**What you need to do:** Reproduce all of the data that follows, character for character.

**Data to process:**
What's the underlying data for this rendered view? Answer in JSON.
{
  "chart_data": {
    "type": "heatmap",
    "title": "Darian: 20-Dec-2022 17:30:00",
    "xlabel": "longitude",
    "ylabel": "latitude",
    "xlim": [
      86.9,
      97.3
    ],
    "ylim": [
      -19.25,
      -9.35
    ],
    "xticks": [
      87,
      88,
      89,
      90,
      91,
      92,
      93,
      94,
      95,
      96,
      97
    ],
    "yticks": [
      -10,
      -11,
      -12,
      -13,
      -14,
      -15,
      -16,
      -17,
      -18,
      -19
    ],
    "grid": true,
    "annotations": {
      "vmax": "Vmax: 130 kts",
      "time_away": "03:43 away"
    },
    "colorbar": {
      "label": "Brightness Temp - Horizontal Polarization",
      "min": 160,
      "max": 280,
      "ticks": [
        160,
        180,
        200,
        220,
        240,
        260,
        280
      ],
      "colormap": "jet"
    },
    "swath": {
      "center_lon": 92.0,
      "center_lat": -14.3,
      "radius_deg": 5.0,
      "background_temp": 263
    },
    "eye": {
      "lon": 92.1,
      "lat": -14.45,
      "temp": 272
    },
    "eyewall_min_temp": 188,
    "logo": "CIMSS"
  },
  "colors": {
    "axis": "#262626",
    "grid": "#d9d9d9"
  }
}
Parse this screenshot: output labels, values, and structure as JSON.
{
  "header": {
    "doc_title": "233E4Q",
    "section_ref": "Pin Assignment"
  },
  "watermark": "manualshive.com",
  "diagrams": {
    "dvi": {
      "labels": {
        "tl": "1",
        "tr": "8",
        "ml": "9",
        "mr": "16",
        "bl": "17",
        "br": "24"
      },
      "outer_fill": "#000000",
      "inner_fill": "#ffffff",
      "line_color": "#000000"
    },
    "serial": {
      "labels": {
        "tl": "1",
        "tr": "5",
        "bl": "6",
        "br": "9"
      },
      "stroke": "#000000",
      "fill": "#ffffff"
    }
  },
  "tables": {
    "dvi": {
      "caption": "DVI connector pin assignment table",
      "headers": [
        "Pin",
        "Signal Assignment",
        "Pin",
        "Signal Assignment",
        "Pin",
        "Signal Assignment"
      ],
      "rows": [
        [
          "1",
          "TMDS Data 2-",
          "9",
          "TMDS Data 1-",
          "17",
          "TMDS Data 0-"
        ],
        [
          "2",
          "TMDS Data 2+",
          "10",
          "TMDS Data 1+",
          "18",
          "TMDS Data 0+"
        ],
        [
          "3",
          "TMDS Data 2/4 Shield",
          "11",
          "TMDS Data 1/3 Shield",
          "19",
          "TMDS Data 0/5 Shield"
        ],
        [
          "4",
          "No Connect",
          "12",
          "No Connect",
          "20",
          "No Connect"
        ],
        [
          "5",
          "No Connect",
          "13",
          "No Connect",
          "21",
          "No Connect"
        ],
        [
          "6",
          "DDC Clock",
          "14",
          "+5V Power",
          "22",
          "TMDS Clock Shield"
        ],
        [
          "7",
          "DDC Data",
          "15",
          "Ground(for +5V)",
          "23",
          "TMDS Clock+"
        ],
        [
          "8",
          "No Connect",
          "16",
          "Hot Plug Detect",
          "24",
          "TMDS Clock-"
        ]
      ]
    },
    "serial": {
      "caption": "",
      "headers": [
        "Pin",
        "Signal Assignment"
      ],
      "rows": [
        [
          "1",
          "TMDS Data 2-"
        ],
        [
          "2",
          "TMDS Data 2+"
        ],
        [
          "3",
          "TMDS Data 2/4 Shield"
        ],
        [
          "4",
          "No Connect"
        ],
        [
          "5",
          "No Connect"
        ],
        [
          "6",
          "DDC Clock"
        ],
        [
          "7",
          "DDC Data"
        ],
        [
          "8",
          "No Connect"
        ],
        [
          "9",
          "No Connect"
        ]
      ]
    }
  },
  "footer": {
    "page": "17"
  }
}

**The answer:**
What's the underlying data for this rendered view? Answer in JSON.
{
  "chart_data": {
    "type": "heatmap",
    "title": "Darian: 20-Dec-2022 17:30:00",
    "xlabel": "longitude",
    "ylabel": "latitude",
    "xlim": [
      86.9,
      97.3
    ],
    "ylim": [
      -19.25,
      -9.35
    ],
    "xticks": [
      87,
      88,
      89,
      90,
      91,
      92,
      93,
      94,
      95,
      96,
      97
    ],
    "yticks": [
      -10,
      -11,
      -12,
      -13,
      -14,
      -15,
      -16,
      -17,
      -18,
      -19
    ],
    "grid": true,
    "annotations": {
      "vmax": "Vmax: 130 kts",
      "time_away": "03:43 away"
    },
    "colorbar": {
      "label": "Brightness Temp - Horizontal Polarization",
      "min": 160,
      "max": 280,
      "ticks": [
        160,
        180,
        200,
        220,
        240,
        260,
        280
      ],
      "colormap": "jet"
    },
    "swath": {
      "center_lon": 92.0,
      "center_lat": -14.3,
      "radius_deg": 5.0,
      "background_temp": 263
    },
    "eye": {
      "lon": 92.1,
      "lat": -14.45,
      "temp": 272
    },
    "eyewall_min_temp": 188,
    "logo": "CIMSS"
  },
  "colors": {
    "axis": "#262626",
    "grid": "#d9d9d9"
  }
}
Parse this screenshot: output labels, values, and structure as JSON.
{
  "header": {
    "doc_title": "233E4Q",
    "section_ref": "Pin Assignment"
  },
  "watermark": "manualshive.com",
  "diagrams": {
    "dvi": {
      "labels": {
        "tl": "1",
        "tr": "8",
        "ml": "9",
        "mr": "16",
        "bl": "17",
        "br": "24"
      },
      "outer_fill": "#000000",
      "inner_fill": "#ffffff",
      "line_color": "#000000"
    },
    "serial": {
      "labels": {
        "tl": "1",
        "tr": "5",
        "bl": "6",
        "br": "9"
      },
      "stroke": "#000000",
      "fill": "#ffffff"
    }
  },
  "tables": {
    "dvi": {
      "caption": "DVI connector pin assignment table",
      "headers": [
        "Pin",
        "Signal Assignment",
        "Pin",
        "Signal Assignment",
        "Pin",
        "Signal Assignment"
      ],
      "rows": [
        [
          "1",
          "TMDS Data 2-",
          "9",
          "TMDS Data 1-",
          "17",
          "TMDS Data 0-"
        ],
        [
          "2",
          "TMDS Data 2+",
          "10",
          "TMDS Data 1+",
          "18",
          "TMDS Data 0+"
        ],
        [
          "3",
          "TMDS Data 2/4 Shield",
          "11",
          "TMDS Data 1/3 Shield",
          "19",
          "TMDS Data 0/5 Shield"
        ],
        [
          "4",
          "No Connect",
          "12",
          "No Connect",
          "20",
          "No Connect"
        ],
        [
          "5",
          "No Connect",
          "13",
          "No Connect",
          "21",
          "No Connect"
        ],
        [
          "6",
          "DDC Clock",
          "14",
          "+5V Power",
          "22",
          "TMDS Clock Shield"
        ],
        [
          "7",
          "DDC Data",
          "15",
          "Ground(for +5V)",
          "23",
          "TMDS Clock+"
        ],
        [
          "8",
          "No Connect",
          "16",
          "Hot Plug Detect",
          "24",
          "TMDS Clock-"
        ]
      ]
    },
    "serial": {
      "caption": "",
      "headers": [
        "Pin",
        "Signal Assignment"
      ],
      "rows": [
        [
          "1",
          "TMDS Data 2-"
        ],
        [
          "2",
          "TMDS Data 2+"
        ],
        [
          "3",
          "TMDS Data 2/4 Shield"
        ],
        [
          "4",
          "No Connect"
        ],
        [
          "5",
          "No Connect"
        ],
        [
          "6",
          "DDC Clock"
        ],
        [
          "7",
          "DDC Data"
        ],
        [
          "8",
          "No Connect"
        ],
        [
          "9",
          "No Connect"
        ]
      ]
    }
  },
  "footer": {
    "page": "17"
  }
}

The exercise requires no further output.